Data entries:
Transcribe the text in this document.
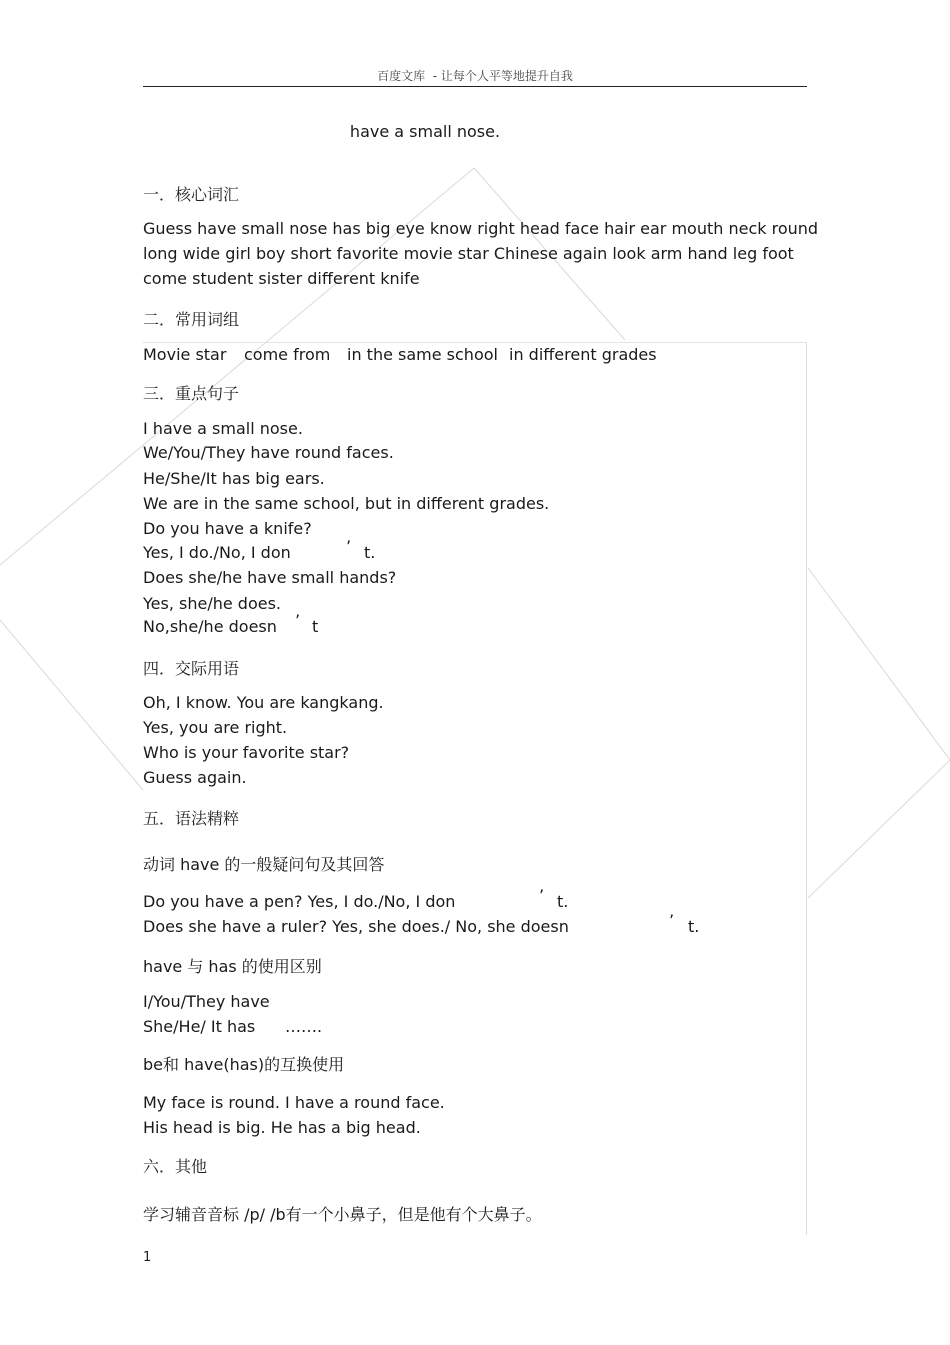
百度文库  - 让每个人平等地提升自我
have a small nose.
一．核心词汇
Guess have small nose has big eye know right head face hair ear mouth neck round
long wide girl boy short favorite movie star Chinese again look arm hand leg foot
come student sister different knife
二．常用词组
Movie star come from in the same school in different grades
三．重点句子
I have a small nose.
We/You/They have round faces.
He/She/It has big ears.
We are in the same school, but in different grades.
Do you have a knife?
Yes, I do./No, I don	’ t.
Does she/he have small hands?
Yes, she/he does.
No,she/he doesn ’ t
四．交际用语
Oh, I know. You are kangkang.
Yes, you are right.
Who is your favorite star?
Guess again.
五．语法精粹
动词 have 的一般疑问句及其回答
Do you have a pen? Yes, I do./No, I don	’ t.
Does she have a ruler? Yes, she does./ No, she doesn	’ t.
have 与 has 的使用区别
I/You/They have
She/He/ It has …….
be和 have(has)的互换使用
My face is round. I have a round face.
His head is big. He has a big head.
六．其他
学习辅音音标 /p/ /b有一个小鼻子，但是他有个大鼻子。
1
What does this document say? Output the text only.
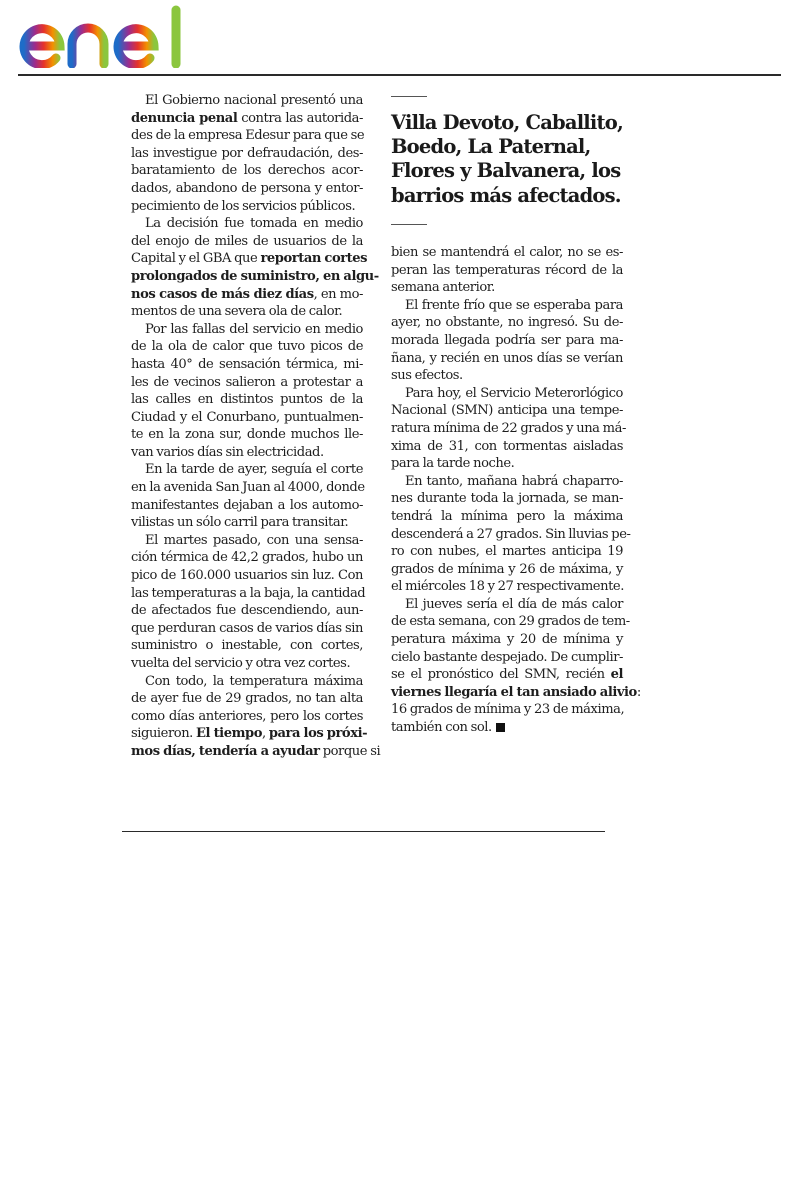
El Gobierno nacional presentó una
denuncia penal contra las autorida-
des de la empresa Edesur para que se
las investigue por defraudación, des-
baratamiento de los derechos acor-
dados, abandono de persona y entor-
pecimiento de los servicios públicos.
La decisión fue tomada en medio
del enojo de miles de usuarios de la
Capital y el GBA que reportan cortes
prolongados de suministro, en algu-
nos casos de más diez días, en mo-
mentos de una severa ola de calor.
Por las fallas del servicio en medio
de la ola de calor que tuvo picos de
hasta 40° de sensación térmica, mi-
les de vecinos salieron a protestar a
las calles en distintos puntos de la
Ciudad y el Conurbano, puntualmen-
te en la zona sur, donde muchos lle-
van varios días sin electricidad.
En la tarde de ayer, seguía el corte
en la avenida San Juan al 4000, donde
manifestantes dejaban a los automo-
vilistas un sólo carril para transitar.
El martes pasado, con una sensa-
ción térmica de 42,2 grados, hubo un
pico de 160.000 usuarios sin luz. Con
las temperaturas a la baja, la cantidad
de afectados fue descendiendo, aun-
que perduran casos de varios días sin
suministro o inestable, con cortes,
vuelta del servicio y otra vez cortes.
Con todo, la temperatura máxima
de ayer fue de 29 grados, no tan alta
como días anteriores, pero los cortes
siguieron. El tiempo, para los próxi-
mos días, tendería a ayudar porque si
Villa Devoto, Caballito,
Boedo, La Paternal,
Flores y Balvanera, los
barrios más afectados.
bien se mantendrá el calor, no se es-
peran las temperaturas récord de la
semana anterior.
El frente frío que se esperaba para
ayer, no obstante, no ingresó. Su de-
morada llegada podría ser para ma-
ñana, y recién en unos días se verían
sus efectos.
Para hoy, el Servicio Meterorlógico
Nacional (SMN) anticipa una tempe-
ratura mínima de 22 grados y una má-
xima de 31, con tormentas aisladas
para la tarde noche.
En tanto, mañana habrá chaparro-
nes durante toda la jornada, se man-
tendrá la mínima pero la máxima
descenderá a 27 grados. Sin lluvias pe-
ro con nubes, el martes anticipa 19
grados de mínima y 26 de máxima, y
el miércoles 18 y 27 respectivamente.
El jueves sería el día de más calor
de esta semana, con 29 grados de tem-
peratura máxima y 20 de mínima y
cielo bastante despejado. De cumplir-
se el pronóstico del SMN, recién el
viernes llegaría el tan ansiado alivio:
16 grados de mínima y 23 de máxima,
también con sol.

» **The task**
Without the pictures, copy the material exactly as given.

» **Solution below**
Transcribe the text in this document.
百度文库  - 让每个人平等地提升自我
have a small nose.
一．核心词汇
Guess have small nose has big eye know right head face hair ear mouth neck round
long wide girl boy short favorite movie star Chinese again look arm hand leg foot
come student sister different knife
二．常用词组
Movie star come from in the same school in different grades
三．重点句子
I have a small nose.
We/You/They have round faces.
He/She/It has big ears.
We are in the same school, but in different grades.
Do you have a knife?
Yes, I do./No, I don	’ t.
Does she/he have small hands?
Yes, she/he does.
No,she/he doesn ’ t
四．交际用语
Oh, I know. You are kangkang.
Yes, you are right.
Who is your favorite star?
Guess again.
五．语法精粹
动词 have 的一般疑问句及其回答
Do you have a pen? Yes, I do./No, I don	’ t.
Does she have a ruler? Yes, she does./ No, she doesn	’ t.
have 与 has 的使用区别
I/You/They have
She/He/ It has …….
be和 have(has)的互换使用
My face is round. I have a round face.
His head is big. He has a big head.
六．其他
学习辅音音标 /p/ /b有一个小鼻子，但是他有个大鼻子。
1
What does this document say? Output the text only.
El Gobierno nacional presentó una
denuncia penal contra las autorida-
des de la empresa Edesur para que se
las investigue por defraudación, des-
baratamiento de los derechos acor-
dados, abandono de persona y entor-
pecimiento de los servicios públicos.
La decisión fue tomada en medio
del enojo de miles de usuarios de la
Capital y el GBA que reportan cortes
prolongados de suministro, en algu-
nos casos de más diez días, en mo-
mentos de una severa ola de calor.
Por las fallas del servicio en medio
de la ola de calor que tuvo picos de
hasta 40° de sensación térmica, mi-
les de vecinos salieron a protestar a
las calles en distintos puntos de la
Ciudad y el Conurbano, puntualmen-
te en la zona sur, donde muchos lle-
van varios días sin electricidad.
En la tarde de ayer, seguía el corte
en la avenida San Juan al 4000, donde
manifestantes dejaban a los automo-
vilistas un sólo carril para transitar.
El martes pasado, con una sensa-
ción térmica de 42,2 grados, hubo un
pico de 160.000 usuarios sin luz. Con
las temperaturas a la baja, la cantidad
de afectados fue descendiendo, aun-
que perduran casos de varios días sin
suministro o inestable, con cortes,
vuelta del servicio y otra vez cortes.
Con todo, la temperatura máxima
de ayer fue de 29 grados, no tan alta
como días anteriores, pero los cortes
siguieron. El tiempo, para los próxi-
mos días, tendería a ayudar porque si
Villa Devoto, Caballito,
Boedo, La Paternal,
Flores y Balvanera, los
barrios más afectados.
bien se mantendrá el calor, no se es-
peran las temperaturas récord de la
semana anterior.
El frente frío que se esperaba para
ayer, no obstante, no ingresó. Su de-
morada llegada podría ser para ma-
ñana, y recién en unos días se verían
sus efectos.
Para hoy, el Servicio Meterorlógico
Nacional (SMN) anticipa una tempe-
ratura mínima de 22 grados y una má-
xima de 31, con tormentas aisladas
para la tarde noche.
En tanto, mañana habrá chaparro-
nes durante toda la jornada, se man-
tendrá la mínima pero la máxima
descenderá a 27 grados. Sin lluvias pe-
ro con nubes, el martes anticipa 19
grados de mínima y 26 de máxima, y
el miércoles 18 y 27 respectivamente.
El jueves sería el día de más calor
de esta semana, con 29 grados de tem-
peratura máxima y 20 de mínima y
cielo bastante despejado. De cumplir-
se el pronóstico del SMN, recién el
viernes llegaría el tan ansiado alivio:
16 grados de mínima y 23 de máxima,
también con sol.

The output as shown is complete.